DIRECTIVE = Write out the whole listing again, exactly as given.

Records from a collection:
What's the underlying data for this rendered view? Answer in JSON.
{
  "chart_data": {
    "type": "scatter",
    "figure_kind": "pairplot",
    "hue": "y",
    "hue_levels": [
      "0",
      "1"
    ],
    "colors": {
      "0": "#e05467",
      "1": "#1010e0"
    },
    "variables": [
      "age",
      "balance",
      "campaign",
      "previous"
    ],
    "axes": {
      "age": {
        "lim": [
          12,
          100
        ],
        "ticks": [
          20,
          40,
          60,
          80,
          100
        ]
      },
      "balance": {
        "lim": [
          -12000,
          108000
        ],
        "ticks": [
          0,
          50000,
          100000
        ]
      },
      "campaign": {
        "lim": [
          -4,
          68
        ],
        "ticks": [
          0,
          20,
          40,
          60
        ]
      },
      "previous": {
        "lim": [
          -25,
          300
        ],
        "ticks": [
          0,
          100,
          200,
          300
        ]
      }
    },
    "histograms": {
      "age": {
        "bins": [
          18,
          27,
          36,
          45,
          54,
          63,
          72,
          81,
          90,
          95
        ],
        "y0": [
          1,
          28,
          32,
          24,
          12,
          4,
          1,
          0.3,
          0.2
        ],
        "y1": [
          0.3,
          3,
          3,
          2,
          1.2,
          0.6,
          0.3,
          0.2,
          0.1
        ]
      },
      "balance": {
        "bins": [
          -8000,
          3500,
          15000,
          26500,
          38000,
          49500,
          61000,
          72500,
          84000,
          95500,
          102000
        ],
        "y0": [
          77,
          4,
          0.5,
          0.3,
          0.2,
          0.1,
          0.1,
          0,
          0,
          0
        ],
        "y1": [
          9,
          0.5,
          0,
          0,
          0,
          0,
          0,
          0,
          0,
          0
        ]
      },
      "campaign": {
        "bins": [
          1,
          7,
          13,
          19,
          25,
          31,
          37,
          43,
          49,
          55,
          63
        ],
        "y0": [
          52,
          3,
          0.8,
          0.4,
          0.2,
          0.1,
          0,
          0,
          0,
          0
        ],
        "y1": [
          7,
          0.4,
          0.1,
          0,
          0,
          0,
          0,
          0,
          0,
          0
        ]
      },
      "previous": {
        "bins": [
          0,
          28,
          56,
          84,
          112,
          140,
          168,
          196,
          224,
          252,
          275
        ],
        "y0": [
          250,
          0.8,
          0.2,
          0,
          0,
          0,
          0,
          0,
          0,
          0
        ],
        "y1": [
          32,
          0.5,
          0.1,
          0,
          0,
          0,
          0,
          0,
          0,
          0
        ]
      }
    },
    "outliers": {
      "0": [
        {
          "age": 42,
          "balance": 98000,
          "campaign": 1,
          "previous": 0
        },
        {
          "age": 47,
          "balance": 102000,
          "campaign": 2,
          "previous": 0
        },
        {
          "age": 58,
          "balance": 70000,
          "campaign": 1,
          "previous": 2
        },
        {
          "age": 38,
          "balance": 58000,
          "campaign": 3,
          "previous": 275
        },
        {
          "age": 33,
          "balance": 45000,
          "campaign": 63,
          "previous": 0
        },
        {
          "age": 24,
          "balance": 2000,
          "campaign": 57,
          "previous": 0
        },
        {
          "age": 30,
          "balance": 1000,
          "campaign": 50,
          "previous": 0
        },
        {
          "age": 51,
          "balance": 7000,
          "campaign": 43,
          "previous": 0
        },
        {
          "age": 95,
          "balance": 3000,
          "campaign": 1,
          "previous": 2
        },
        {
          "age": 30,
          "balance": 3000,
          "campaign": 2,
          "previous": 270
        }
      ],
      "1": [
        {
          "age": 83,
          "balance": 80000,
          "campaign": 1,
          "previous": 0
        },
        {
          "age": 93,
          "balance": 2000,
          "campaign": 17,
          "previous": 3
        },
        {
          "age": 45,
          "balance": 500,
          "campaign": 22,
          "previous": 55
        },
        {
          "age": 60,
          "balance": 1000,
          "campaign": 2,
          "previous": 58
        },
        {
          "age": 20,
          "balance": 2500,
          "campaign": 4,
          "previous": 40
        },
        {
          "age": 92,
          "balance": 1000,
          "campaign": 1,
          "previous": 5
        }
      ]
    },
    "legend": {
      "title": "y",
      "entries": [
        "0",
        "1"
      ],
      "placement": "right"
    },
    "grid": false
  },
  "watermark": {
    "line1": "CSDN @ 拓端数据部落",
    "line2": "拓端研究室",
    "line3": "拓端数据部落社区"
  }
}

THE OUTPUT =
What's the underlying data for this rendered view? Answer in JSON.
{
  "chart_data": {
    "type": "scatter",
    "figure_kind": "pairplot",
    "hue": "y",
    "hue_levels": [
      "0",
      "1"
    ],
    "colors": {
      "0": "#e05467",
      "1": "#1010e0"
    },
    "variables": [
      "age",
      "balance",
      "campaign",
      "previous"
    ],
    "axes": {
      "age": {
        "lim": [
          12,
          100
        ],
        "ticks": [
          20,
          40,
          60,
          80,
          100
        ]
      },
      "balance": {
        "lim": [
          -12000,
          108000
        ],
        "ticks": [
          0,
          50000,
          100000
        ]
      },
      "campaign": {
        "lim": [
          -4,
          68
        ],
        "ticks": [
          0,
          20,
          40,
          60
        ]
      },
      "previous": {
        "lim": [
          -25,
          300
        ],
        "ticks": [
          0,
          100,
          200,
          300
        ]
      }
    },
    "histograms": {
      "age": {
        "bins": [
          18,
          27,
          36,
          45,
          54,
          63,
          72,
          81,
          90,
          95
        ],
        "y0": [
          1,
          28,
          32,
          24,
          12,
          4,
          1,
          0.3,
          0.2
        ],
        "y1": [
          0.3,
          3,
          3,
          2,
          1.2,
          0.6,
          0.3,
          0.2,
          0.1
        ]
      },
      "balance": {
        "bins": [
          -8000,
          3500,
          15000,
          26500,
          38000,
          49500,
          61000,
          72500,
          84000,
          95500,
          102000
        ],
        "y0": [
          77,
          4,
          0.5,
          0.3,
          0.2,
          0.1,
          0.1,
          0,
          0,
          0
        ],
        "y1": [
          9,
          0.5,
          0,
          0,
          0,
          0,
          0,
          0,
          0,
          0
        ]
      },
      "campaign": {
        "bins": [
          1,
          7,
          13,
          19,
          25,
          31,
          37,
          43,
          49,
          55,
          63
        ],
        "y0": [
          52,
          3,
          0.8,
          0.4,
          0.2,
          0.1,
          0,
          0,
          0,
          0
        ],
        "y1": [
          7,
          0.4,
          0.1,
          0,
          0,
          0,
          0,
          0,
          0,
          0
        ]
      },
      "previous": {
        "bins": [
          0,
          28,
          56,
          84,
          112,
          140,
          168,
          196,
          224,
          252,
          275
        ],
        "y0": [
          250,
          0.8,
          0.2,
          0,
          0,
          0,
          0,
          0,
          0,
          0
        ],
        "y1": [
          32,
          0.5,
          0.1,
          0,
          0,
          0,
          0,
          0,
          0,
          0
        ]
      }
    },
    "outliers": {
      "0": [
        {
          "age": 42,
          "balance": 98000,
          "campaign": 1,
          "previous": 0
        },
        {
          "age": 47,
          "balance": 102000,
          "campaign": 2,
          "previous": 0
        },
        {
          "age": 58,
          "balance": 70000,
          "campaign": 1,
          "previous": 2
        },
        {
          "age": 38,
          "balance": 58000,
          "campaign": 3,
          "previous": 275
        },
        {
          "age": 33,
          "balance": 45000,
          "campaign": 63,
          "previous": 0
        },
        {
          "age": 24,
          "balance": 2000,
          "campaign": 57,
          "previous": 0
        },
        {
          "age": 30,
          "balance": 1000,
          "campaign": 50,
          "previous": 0
        },
        {
          "age": 51,
          "balance": 7000,
          "campaign": 43,
          "previous": 0
        },
        {
          "age": 95,
          "balance": 3000,
          "campaign": 1,
          "previous": 2
        },
        {
          "age": 30,
          "balance": 3000,
          "campaign": 2,
          "previous": 270
        }
      ],
      "1": [
        {
          "age": 83,
          "balance": 80000,
          "campaign": 1,
          "previous": 0
        },
        {
          "age": 93,
          "balance": 2000,
          "campaign": 17,
          "previous": 3
        },
        {
          "age": 45,
          "balance": 500,
          "campaign": 22,
          "previous": 55
        },
        {
          "age": 60,
          "balance": 1000,
          "campaign": 2,
          "previous": 58
        },
        {
          "age": 20,
          "balance": 2500,
          "campaign": 4,
          "previous": 40
        },
        {
          "age": 92,
          "balance": 1000,
          "campaign": 1,
          "previous": 5
        }
      ]
    },
    "legend": {
      "title": "y",
      "entries": [
        "0",
        "1"
      ],
      "placement": "right"
    },
    "grid": false
  },
  "watermark": {
    "line1": "CSDN @ 拓端数据部落",
    "line2": "拓端研究室",
    "line3": "拓端数据部落社区"
  }
}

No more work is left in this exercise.